:: Extracted text ::
__________________________________________________
Tuning a data profile

The defaults work, but matching a profile to your data's rhythm makes forecasts noticeably better. Here's how to choose each setting. (Settings are defined in Data profiles.)

Match interval to your cadence

The single most important setting is interval — the bucket, in seconds, that your observations are resampled onto. Set it to your data's real sampling period. If you record orders once an hour, use 3600. If you have one figure per day, use 86400.

Get this wrong in either direction and the model struggles:

  • Too fine — an interval shorter than your true cadence pads the series with filled-in buckets, spending the context window on noise and empty space instead of signal.
  • Too coarse — an interval longer than your cadence averages real structure away. An hourly demand pattern simply disappears if you bucket it to a day.

The hourly_orders profile uses interval: 3600 because store_metrics records one orders figure per hour. Start by matching the period at which your data actually arrives.

How much history: num_patches and min_patches

These two settings control the most and the least history involved in a prediction.

num_patches is the context window: the maximum number of patches of recent history the model reads. More patches means more past cycles in view, so more seasonality the model can pick up — raise it when you want it to "see" weekly or yearly structure. The gains taper off, though; past a point you are feeding in old history that no longer reflects the present, for more tokens and no better forecast.
__________________________________________________
:: Supplied entries ::
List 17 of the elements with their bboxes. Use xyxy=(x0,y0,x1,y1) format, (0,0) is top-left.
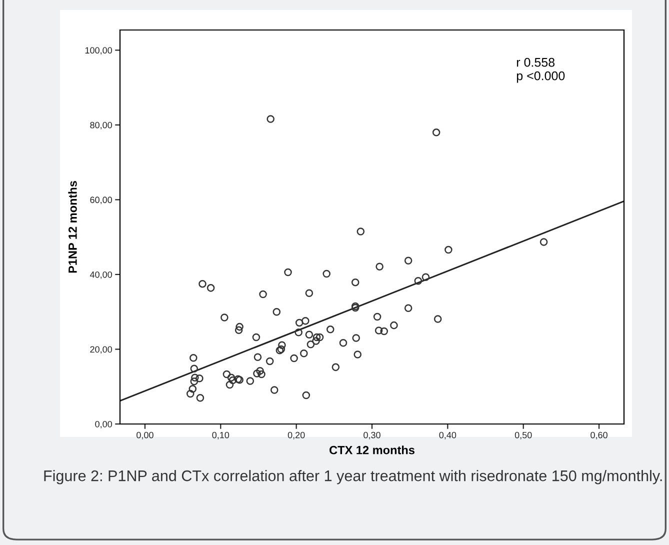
x-tick-label: 0,50 xyxy=(514,432,532,440)
y-tick-label: 20,00 xyxy=(90,346,112,354)
y-tick-label: 60,00 xyxy=(90,196,112,204)
annotation: r 0.558 p <0.000 xyxy=(516,58,565,83)
x-tick-label: 0,00 xyxy=(136,432,154,440)
y-axis-title: P1NP 12 months xyxy=(68,181,77,273)
x-tick-label: 0,10 xyxy=(212,432,230,440)
y-tick-label: 0,00 xyxy=(95,420,112,428)
y-tick-label: 40,00 xyxy=(90,271,112,279)
x-axis-title: CTX 12 months xyxy=(330,446,414,454)
x-tick-label: 0,40 xyxy=(439,432,456,440)
x-tick-label: 0,30 xyxy=(364,432,380,440)
y-tick-label: 80,00 xyxy=(90,122,112,130)
x-tick-label: 0,20 xyxy=(288,432,305,440)
caption: Figure 2: P1NP and CTx correlation after 1 year treatment with risedronate 150 mg/monthly. xyxy=(44,470,662,484)
y-tick-label: 100,00 xyxy=(85,47,112,55)
x-tick-label: 0,60 xyxy=(590,432,608,440)
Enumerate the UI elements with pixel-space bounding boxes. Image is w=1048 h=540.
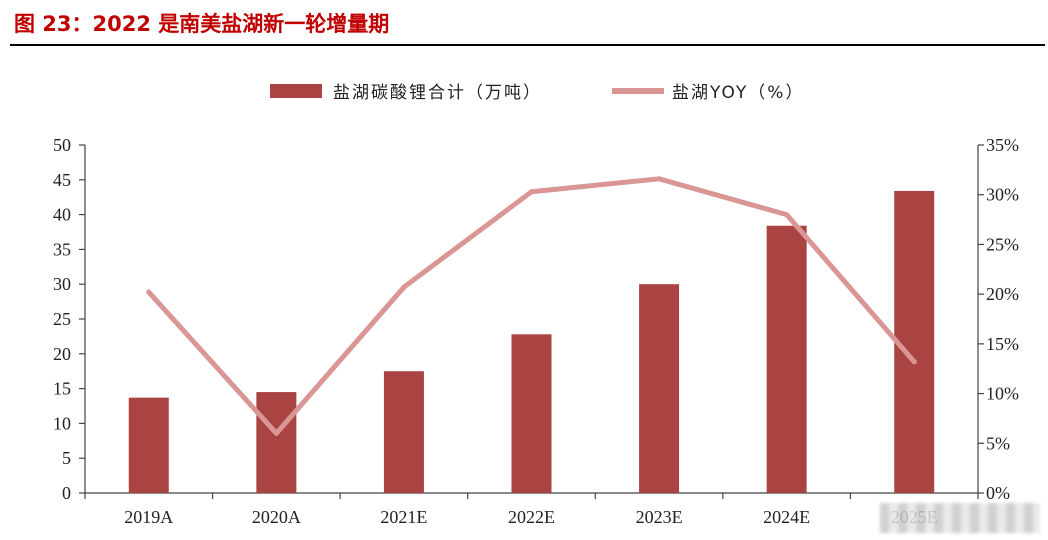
__________________________________________________
:: Work to do ::
1. Summarize the profile-tuning guide in two sentences.
2. For each statement below, say yes or no to whether the profile-tuning guide supports it, and quote the words of the guide that decide it.
(a) The hourly_orders profile uses an interval of 86400.
(b) An interval longer than the data's cadence averages real structure away.
(c) Raising num_patches keeps improving the forecast without limit.

:: The solutions ::
1. The guide calls interval the most important setting and says to set it to the data's real sampling period, because an interval that is too fine pads the series with filled-in buckets and one that is too coarse averages real structure away. It describes num_patches as the context window, where more patches let the model pick up more seasonality, though the gains taper off once older history no longer reflects the present.

2.
(a) No: "The hourly_orders profile uses interval: 3600 because store_metrics records one orders figure per hour."
(b) Yes: "Too coarse — an interval longer than your cadence averages real structure away."
(c) No: "The gains taper off, though; past a point you are feeding in old history that no longer reflects the present, for more tokens and no better forecast."